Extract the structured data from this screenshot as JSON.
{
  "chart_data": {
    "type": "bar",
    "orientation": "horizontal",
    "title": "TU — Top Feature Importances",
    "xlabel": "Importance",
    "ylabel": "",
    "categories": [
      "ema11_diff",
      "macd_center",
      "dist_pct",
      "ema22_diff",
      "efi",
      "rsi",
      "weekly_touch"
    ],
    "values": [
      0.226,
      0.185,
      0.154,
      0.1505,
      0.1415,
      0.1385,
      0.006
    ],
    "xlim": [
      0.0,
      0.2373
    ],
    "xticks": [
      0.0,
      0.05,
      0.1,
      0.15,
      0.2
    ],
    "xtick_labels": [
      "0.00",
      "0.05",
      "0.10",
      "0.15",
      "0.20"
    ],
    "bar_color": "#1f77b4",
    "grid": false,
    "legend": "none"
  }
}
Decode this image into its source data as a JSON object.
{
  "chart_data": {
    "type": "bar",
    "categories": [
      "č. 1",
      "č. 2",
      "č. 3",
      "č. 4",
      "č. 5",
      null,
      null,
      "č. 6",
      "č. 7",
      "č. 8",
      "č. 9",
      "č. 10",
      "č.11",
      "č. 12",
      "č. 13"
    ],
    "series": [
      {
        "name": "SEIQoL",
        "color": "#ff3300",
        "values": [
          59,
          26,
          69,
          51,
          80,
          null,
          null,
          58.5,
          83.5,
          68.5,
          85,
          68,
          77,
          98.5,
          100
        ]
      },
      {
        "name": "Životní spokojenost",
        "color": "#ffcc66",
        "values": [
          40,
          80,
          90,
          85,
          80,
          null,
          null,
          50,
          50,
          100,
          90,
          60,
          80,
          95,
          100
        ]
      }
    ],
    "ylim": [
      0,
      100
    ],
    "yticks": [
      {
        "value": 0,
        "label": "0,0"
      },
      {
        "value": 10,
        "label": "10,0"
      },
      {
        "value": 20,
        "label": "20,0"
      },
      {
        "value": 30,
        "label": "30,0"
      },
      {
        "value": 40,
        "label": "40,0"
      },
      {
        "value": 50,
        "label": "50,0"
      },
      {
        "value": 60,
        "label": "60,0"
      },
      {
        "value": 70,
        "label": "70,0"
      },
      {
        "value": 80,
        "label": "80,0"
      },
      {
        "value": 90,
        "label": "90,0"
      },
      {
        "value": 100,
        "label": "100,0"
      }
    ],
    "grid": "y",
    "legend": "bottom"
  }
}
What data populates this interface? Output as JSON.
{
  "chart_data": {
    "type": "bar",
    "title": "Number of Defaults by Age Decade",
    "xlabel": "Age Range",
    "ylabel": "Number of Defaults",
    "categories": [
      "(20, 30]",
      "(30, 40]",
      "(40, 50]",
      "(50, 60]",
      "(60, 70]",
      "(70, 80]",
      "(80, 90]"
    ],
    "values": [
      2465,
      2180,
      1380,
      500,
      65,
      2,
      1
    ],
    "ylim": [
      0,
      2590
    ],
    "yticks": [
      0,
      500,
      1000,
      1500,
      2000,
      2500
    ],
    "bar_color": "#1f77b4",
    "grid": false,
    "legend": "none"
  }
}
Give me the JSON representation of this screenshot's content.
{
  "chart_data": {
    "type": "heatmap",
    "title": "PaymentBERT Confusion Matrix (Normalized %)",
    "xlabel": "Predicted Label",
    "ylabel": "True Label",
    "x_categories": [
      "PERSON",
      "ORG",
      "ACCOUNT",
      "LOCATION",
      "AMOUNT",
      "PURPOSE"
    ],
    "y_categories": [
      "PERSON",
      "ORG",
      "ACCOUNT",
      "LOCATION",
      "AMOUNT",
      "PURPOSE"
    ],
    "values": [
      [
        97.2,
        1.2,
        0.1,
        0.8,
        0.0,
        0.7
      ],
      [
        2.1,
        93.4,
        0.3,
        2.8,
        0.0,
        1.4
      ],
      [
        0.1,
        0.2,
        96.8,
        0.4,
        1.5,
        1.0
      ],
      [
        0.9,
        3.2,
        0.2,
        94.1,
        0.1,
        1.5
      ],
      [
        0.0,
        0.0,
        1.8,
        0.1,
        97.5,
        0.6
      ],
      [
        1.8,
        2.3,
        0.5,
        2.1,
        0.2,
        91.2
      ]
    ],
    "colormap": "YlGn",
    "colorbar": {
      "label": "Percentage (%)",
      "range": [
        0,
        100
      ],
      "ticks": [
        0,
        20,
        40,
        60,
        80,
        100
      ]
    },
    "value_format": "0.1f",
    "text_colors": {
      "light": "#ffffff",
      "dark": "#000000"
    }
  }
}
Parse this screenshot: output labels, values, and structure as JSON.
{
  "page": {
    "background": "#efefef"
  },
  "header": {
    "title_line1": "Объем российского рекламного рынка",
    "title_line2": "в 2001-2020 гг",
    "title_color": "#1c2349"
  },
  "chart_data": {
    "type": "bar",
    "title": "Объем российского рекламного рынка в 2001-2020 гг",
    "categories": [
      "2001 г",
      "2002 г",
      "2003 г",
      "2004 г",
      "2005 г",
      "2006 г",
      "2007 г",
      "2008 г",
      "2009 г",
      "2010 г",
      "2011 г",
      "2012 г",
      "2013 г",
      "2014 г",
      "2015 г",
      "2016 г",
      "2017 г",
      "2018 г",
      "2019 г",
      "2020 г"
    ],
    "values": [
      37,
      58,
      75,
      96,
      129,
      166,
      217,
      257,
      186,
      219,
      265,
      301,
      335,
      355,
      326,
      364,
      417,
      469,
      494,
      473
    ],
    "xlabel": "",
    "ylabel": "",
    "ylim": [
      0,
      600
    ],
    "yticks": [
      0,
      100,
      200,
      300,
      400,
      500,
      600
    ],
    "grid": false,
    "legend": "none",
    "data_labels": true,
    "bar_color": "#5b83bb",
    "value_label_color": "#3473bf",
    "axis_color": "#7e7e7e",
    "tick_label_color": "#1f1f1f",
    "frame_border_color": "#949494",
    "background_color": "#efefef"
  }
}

----

### Task requirements
Copy out each line above, character for character.

### Answer to this task
Extract the structured data from this screenshot as JSON.
{
  "chart_data": {
    "type": "bar",
    "orientation": "horizontal",
    "title": "TU — Top Feature Importances",
    "xlabel": "Importance",
    "ylabel": "",
    "categories": [
      "ema11_diff",
      "macd_center",
      "dist_pct",
      "ema22_diff",
      "efi",
      "rsi",
      "weekly_touch"
    ],
    "values": [
      0.226,
      0.185,
      0.154,
      0.1505,
      0.1415,
      0.1385,
      0.006
    ],
    "xlim": [
      0.0,
      0.2373
    ],
    "xticks": [
      0.0,
      0.05,
      0.1,
      0.15,
      0.2
    ],
    "xtick_labels": [
      "0.00",
      "0.05",
      "0.10",
      "0.15",
      "0.20"
    ],
    "bar_color": "#1f77b4",
    "grid": false,
    "legend": "none"
  }
}
Decode this image into its source data as a JSON object.
{
  "chart_data": {
    "type": "bar",
    "categories": [
      "č. 1",
      "č. 2",
      "č. 3",
      "č. 4",
      "č. 5",
      null,
      null,
      "č. 6",
      "č. 7",
      "č. 8",
      "č. 9",
      "č. 10",
      "č.11",
      "č. 12",
      "č. 13"
    ],
    "series": [
      {
        "name": "SEIQoL",
        "color": "#ff3300",
        "values": [
          59,
          26,
          69,
          51,
          80,
          null,
          null,
          58.5,
          83.5,
          68.5,
          85,
          68,
          77,
          98.5,
          100
        ]
      },
      {
        "name": "Životní spokojenost",
        "color": "#ffcc66",
        "values": [
          40,
          80,
          90,
          85,
          80,
          null,
          null,
          50,
          50,
          100,
          90,
          60,
          80,
          95,
          100
        ]
      }
    ],
    "ylim": [
      0,
      100
    ],
    "yticks": [
      {
        "value": 0,
        "label": "0,0"
      },
      {
        "value": 10,
        "label": "10,0"
      },
      {
        "value": 20,
        "label": "20,0"
      },
      {
        "value": 30,
        "label": "30,0"
      },
      {
        "value": 40,
        "label": "40,0"
      },
      {
        "value": 50,
        "label": "50,0"
      },
      {
        "value": 60,
        "label": "60,0"
      },
      {
        "value": 70,
        "label": "70,0"
      },
      {
        "value": 80,
        "label": "80,0"
      },
      {
        "value": 90,
        "label": "90,0"
      },
      {
        "value": 100,
        "label": "100,0"
      }
    ],
    "grid": "y",
    "legend": "bottom"
  }
}
What data populates this interface? Output as JSON.
{
  "chart_data": {
    "type": "bar",
    "title": "Number of Defaults by Age Decade",
    "xlabel": "Age Range",
    "ylabel": "Number of Defaults",
    "categories": [
      "(20, 30]",
      "(30, 40]",
      "(40, 50]",
      "(50, 60]",
      "(60, 70]",
      "(70, 80]",
      "(80, 90]"
    ],
    "values": [
      2465,
      2180,
      1380,
      500,
      65,
      2,
      1
    ],
    "ylim": [
      0,
      2590
    ],
    "yticks": [
      0,
      500,
      1000,
      1500,
      2000,
      2500
    ],
    "bar_color": "#1f77b4",
    "grid": false,
    "legend": "none"
  }
}
Give me the JSON representation of this screenshot's content.
{
  "chart_data": {
    "type": "heatmap",
    "title": "PaymentBERT Confusion Matrix (Normalized %)",
    "xlabel": "Predicted Label",
    "ylabel": "True Label",
    "x_categories": [
      "PERSON",
      "ORG",
      "ACCOUNT",
      "LOCATION",
      "AMOUNT",
      "PURPOSE"
    ],
    "y_categories": [
      "PERSON",
      "ORG",
      "ACCOUNT",
      "LOCATION",
      "AMOUNT",
      "PURPOSE"
    ],
    "values": [
      [
        97.2,
        1.2,
        0.1,
        0.8,
        0.0,
        0.7
      ],
      [
        2.1,
        93.4,
        0.3,
        2.8,
        0.0,
        1.4
      ],
      [
        0.1,
        0.2,
        96.8,
        0.4,
        1.5,
        1.0
      ],
      [
        0.9,
        3.2,
        0.2,
        94.1,
        0.1,
        1.5
      ],
      [
        0.0,
        0.0,
        1.8,
        0.1,
        97.5,
        0.6
      ],
      [
        1.8,
        2.3,
        0.5,
        2.1,
        0.2,
        91.2
      ]
    ],
    "colormap": "YlGn",
    "colorbar": {
      "label": "Percentage (%)",
      "range": [
        0,
        100
      ],
      "ticks": [
        0,
        20,
        40,
        60,
        80,
        100
      ]
    },
    "value_format": "0.1f",
    "text_colors": {
      "light": "#ffffff",
      "dark": "#000000"
    }
  }
}
Parse this screenshot: output labels, values, and structure as JSON.
{
  "page": {
    "background": "#efefef"
  },
  "header": {
    "title_line1": "Объем российского рекламного рынка",
    "title_line2": "в 2001-2020 гг",
    "title_color": "#1c2349"
  },
  "chart_data": {
    "type": "bar",
    "title": "Объем российского рекламного рынка в 2001-2020 гг",
    "categories": [
      "2001 г",
      "2002 г",
      "2003 г",
      "2004 г",
      "2005 г",
      "2006 г",
      "2007 г",
      "2008 г",
      "2009 г",
      "2010 г",
      "2011 г",
      "2012 г",
      "2013 г",
      "2014 г",
      "2015 г",
      "2016 г",
      "2017 г",
      "2018 г",
      "2019 г",
      "2020 г"
    ],
    "values": [
      37,
      58,
      75,
      96,
      129,
      166,
      217,
      257,
      186,
      219,
      265,
      301,
      335,
      355,
      326,
      364,
      417,
      469,
      494,
      473
    ],
    "xlabel": "",
    "ylabel": "",
    "ylim": [
      0,
      600
    ],
    "yticks": [
      0,
      100,
      200,
      300,
      400,
      500,
      600
    ],
    "grid": false,
    "legend": "none",
    "data_labels": true,
    "bar_color": "#5b83bb",
    "value_label_color": "#3473bf",
    "axis_color": "#7e7e7e",
    "tick_label_color": "#1f1f1f",
    "frame_border_color": "#949494",
    "background_color": "#efefef"
  }
}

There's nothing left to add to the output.